AIM OF THE EXERCISE →
Scan the data below. Pull out each line where "FSRT" occurs.

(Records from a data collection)
- Opening Delimiter -

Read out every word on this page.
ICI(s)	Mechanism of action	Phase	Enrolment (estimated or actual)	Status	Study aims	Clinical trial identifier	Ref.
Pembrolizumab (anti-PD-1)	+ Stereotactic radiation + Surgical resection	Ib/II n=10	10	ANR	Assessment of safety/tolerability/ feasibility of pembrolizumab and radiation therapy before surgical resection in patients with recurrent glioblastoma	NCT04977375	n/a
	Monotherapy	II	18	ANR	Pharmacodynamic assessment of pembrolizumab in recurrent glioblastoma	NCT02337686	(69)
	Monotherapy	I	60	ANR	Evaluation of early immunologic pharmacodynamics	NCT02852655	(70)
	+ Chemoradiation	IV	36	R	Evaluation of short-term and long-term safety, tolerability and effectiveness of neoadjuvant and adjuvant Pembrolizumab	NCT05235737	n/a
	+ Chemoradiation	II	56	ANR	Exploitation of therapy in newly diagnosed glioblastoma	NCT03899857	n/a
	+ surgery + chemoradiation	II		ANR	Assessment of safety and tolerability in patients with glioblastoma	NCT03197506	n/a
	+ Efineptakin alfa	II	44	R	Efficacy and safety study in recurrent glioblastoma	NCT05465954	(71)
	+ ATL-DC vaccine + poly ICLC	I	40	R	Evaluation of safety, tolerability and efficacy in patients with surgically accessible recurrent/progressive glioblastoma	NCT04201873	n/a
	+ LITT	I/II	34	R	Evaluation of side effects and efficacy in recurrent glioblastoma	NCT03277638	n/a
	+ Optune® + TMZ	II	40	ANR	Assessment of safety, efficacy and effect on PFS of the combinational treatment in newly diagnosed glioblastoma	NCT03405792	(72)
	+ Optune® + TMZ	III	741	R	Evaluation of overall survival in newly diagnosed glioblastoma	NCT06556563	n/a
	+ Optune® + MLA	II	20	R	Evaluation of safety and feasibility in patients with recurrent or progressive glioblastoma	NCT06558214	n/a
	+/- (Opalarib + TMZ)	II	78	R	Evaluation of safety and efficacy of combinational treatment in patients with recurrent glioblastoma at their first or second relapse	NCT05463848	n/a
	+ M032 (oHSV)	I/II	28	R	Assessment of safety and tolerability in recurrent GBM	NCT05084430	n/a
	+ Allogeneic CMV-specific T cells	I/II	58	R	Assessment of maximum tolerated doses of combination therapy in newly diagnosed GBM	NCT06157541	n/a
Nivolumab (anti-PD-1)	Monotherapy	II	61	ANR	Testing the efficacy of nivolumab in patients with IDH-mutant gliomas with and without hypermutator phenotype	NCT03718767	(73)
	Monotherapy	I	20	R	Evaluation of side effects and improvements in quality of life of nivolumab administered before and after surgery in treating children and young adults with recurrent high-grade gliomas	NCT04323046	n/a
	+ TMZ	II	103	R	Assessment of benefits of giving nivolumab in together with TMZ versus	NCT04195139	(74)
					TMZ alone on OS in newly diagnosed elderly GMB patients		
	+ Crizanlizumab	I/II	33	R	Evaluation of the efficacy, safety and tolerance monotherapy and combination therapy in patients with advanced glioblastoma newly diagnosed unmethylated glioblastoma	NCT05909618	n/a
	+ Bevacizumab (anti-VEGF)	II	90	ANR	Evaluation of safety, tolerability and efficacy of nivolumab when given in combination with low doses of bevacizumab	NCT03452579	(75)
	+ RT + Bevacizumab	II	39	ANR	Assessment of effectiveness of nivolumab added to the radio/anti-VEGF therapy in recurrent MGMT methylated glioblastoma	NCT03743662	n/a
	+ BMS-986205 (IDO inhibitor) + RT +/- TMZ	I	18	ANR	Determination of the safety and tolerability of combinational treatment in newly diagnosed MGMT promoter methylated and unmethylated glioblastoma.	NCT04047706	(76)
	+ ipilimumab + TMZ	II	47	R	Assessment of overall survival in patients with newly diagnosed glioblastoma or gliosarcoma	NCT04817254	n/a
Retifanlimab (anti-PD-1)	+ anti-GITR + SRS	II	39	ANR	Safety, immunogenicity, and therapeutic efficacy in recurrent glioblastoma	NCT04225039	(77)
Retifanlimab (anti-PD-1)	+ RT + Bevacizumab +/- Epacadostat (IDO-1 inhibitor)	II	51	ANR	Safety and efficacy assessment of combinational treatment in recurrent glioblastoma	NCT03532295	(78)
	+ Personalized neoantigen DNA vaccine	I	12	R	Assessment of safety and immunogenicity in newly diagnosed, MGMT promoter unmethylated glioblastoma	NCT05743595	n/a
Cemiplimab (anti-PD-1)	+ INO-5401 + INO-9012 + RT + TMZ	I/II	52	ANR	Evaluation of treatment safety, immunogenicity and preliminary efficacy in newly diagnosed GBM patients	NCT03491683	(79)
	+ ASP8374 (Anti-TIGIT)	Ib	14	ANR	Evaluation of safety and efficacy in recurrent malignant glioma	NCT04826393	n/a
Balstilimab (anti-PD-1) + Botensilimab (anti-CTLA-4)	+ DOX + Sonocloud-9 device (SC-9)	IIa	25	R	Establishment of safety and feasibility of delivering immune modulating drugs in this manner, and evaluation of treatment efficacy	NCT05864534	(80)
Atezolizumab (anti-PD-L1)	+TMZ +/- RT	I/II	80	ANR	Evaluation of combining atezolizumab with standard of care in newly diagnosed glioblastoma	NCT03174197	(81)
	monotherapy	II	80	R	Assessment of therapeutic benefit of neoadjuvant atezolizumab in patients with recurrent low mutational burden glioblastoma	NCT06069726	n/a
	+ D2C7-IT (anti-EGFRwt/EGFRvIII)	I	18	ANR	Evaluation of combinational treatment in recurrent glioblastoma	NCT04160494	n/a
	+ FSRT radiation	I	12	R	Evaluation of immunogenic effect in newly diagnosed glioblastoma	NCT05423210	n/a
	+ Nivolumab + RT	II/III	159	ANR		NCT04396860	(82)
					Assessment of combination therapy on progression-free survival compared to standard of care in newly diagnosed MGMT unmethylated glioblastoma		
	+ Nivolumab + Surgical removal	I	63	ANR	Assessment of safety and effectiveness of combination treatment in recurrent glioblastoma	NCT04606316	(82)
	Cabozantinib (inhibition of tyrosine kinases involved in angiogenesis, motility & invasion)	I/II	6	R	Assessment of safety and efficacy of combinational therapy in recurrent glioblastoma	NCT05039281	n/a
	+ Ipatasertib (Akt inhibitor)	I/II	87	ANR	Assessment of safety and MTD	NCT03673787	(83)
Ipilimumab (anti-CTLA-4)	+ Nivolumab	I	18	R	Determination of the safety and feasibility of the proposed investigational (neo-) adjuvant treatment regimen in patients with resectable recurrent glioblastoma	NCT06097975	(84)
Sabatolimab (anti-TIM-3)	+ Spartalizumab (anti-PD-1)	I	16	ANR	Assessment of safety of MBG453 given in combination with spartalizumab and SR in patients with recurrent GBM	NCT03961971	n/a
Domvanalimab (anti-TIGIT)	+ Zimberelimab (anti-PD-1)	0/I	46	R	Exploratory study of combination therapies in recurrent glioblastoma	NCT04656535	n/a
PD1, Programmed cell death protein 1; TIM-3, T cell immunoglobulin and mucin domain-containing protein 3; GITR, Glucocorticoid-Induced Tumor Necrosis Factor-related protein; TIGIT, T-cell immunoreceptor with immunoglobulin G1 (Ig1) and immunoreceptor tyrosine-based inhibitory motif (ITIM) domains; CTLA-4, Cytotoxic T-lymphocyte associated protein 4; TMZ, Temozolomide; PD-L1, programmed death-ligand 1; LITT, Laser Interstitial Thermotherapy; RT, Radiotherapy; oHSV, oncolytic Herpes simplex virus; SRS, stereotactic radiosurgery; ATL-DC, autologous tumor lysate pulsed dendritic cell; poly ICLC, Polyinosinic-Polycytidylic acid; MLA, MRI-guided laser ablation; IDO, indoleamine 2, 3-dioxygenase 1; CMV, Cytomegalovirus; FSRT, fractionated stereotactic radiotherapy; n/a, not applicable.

- Closing Delimiter -

TASK OUTPUT →
	+ FSRT radiation	I	12	R	Evaluation of immunogenic effect in newly diagnosed glioblastoma	NCT05423210	n/a
PD1, Programmed cell death protein 1; TIM-3, T cell immunoglobulin and mucin domain-containing protein 3; GITR, Glucocorticoid-Induced Tumor Necrosis Factor-related protein; TIGIT, T-cell immunoreceptor with immunoglobulin G1 (Ig1) and immunoreceptor tyrosine-based inhibitory motif (ITIM) domains; CTLA-4, Cytotoxic T-lymphocyte associated protein 4; TMZ, Temozolomide; PD-L1, programmed death-ligand 1; LITT, Laser Interstitial Thermotherapy; RT, Radiotherapy; oHSV, oncolytic Herpes simplex virus; SRS, stereotactic radiosurgery; ATL-DC, autologous tumor lysate pulsed dendritic cell; poly ICLC, Polyinosinic-Polycytidylic acid; MLA, MRI-guided laser ablation; IDO, indoleamine 2, 3-dioxygenase 1; CMV, Cytomegalovirus; FSRT, fractionated stereotactic radiotherapy; n/a, not applicable.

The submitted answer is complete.